Chart and figure data:
+++++

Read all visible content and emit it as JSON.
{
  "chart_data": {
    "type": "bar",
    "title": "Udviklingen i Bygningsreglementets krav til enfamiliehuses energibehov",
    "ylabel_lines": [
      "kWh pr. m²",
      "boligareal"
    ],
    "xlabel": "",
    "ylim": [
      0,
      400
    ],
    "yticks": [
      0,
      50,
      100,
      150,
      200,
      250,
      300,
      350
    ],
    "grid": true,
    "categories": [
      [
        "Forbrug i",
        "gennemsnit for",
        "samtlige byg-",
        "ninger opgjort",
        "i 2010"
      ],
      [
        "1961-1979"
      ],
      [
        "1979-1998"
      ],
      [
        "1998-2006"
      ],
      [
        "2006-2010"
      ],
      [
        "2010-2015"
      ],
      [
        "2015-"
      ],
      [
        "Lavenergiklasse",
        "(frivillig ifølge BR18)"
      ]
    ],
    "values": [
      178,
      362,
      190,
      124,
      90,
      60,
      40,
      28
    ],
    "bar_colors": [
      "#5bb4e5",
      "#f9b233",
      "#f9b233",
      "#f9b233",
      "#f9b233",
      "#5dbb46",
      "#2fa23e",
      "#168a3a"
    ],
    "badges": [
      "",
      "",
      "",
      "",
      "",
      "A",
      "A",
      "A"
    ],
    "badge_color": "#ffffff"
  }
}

+++++

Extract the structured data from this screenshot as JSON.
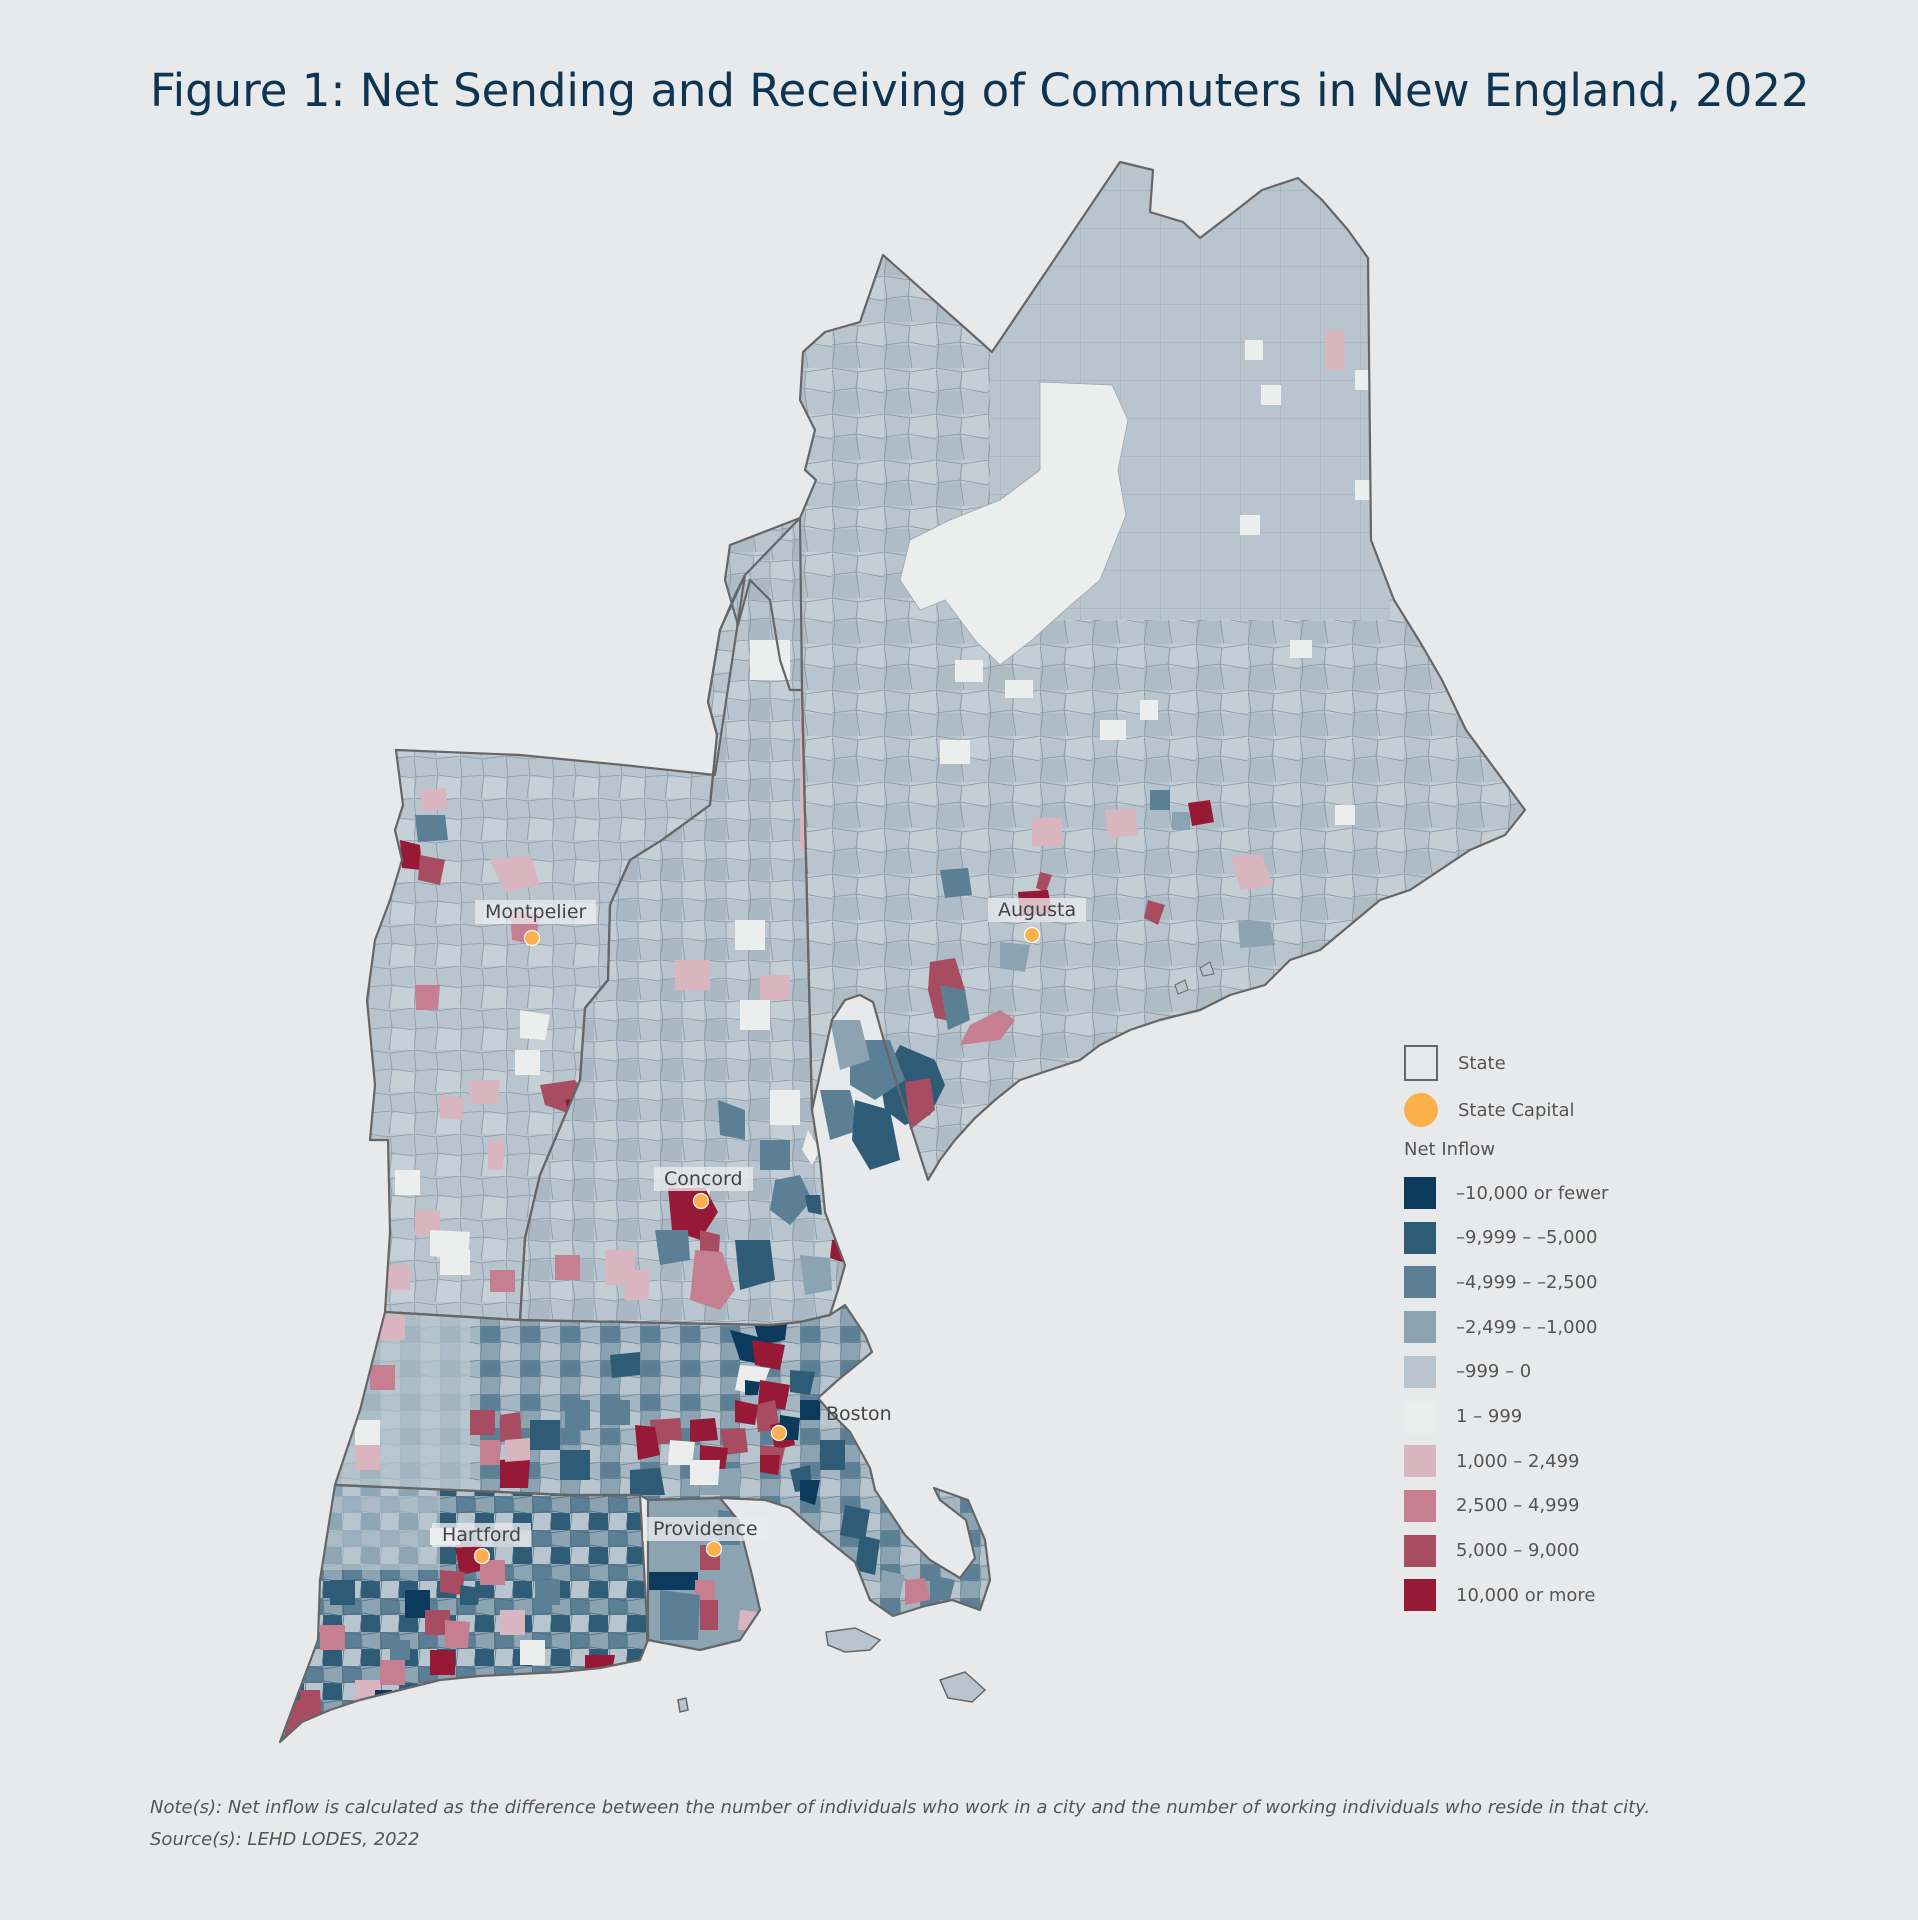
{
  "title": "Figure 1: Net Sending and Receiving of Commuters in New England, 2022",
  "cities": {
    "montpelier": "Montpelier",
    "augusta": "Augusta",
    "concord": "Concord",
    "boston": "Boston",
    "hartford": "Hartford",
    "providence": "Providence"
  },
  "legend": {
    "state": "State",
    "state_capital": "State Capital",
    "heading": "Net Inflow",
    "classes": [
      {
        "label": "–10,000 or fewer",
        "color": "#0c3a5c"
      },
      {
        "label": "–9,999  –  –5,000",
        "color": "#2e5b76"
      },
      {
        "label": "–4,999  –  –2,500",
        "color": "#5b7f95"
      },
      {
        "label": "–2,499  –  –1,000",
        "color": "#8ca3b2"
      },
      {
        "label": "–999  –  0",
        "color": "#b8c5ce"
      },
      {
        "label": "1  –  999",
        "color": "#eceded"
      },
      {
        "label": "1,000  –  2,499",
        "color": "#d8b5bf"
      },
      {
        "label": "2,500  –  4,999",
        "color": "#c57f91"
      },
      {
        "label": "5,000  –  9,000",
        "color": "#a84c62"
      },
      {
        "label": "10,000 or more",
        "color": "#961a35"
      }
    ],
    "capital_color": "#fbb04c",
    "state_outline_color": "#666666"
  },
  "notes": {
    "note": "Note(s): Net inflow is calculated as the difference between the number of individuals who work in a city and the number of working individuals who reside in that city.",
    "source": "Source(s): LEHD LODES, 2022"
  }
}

+++++

| Direction |
How many lines of the listing above include the word "JSON"? State the number and nothing else.

| Task answer |
2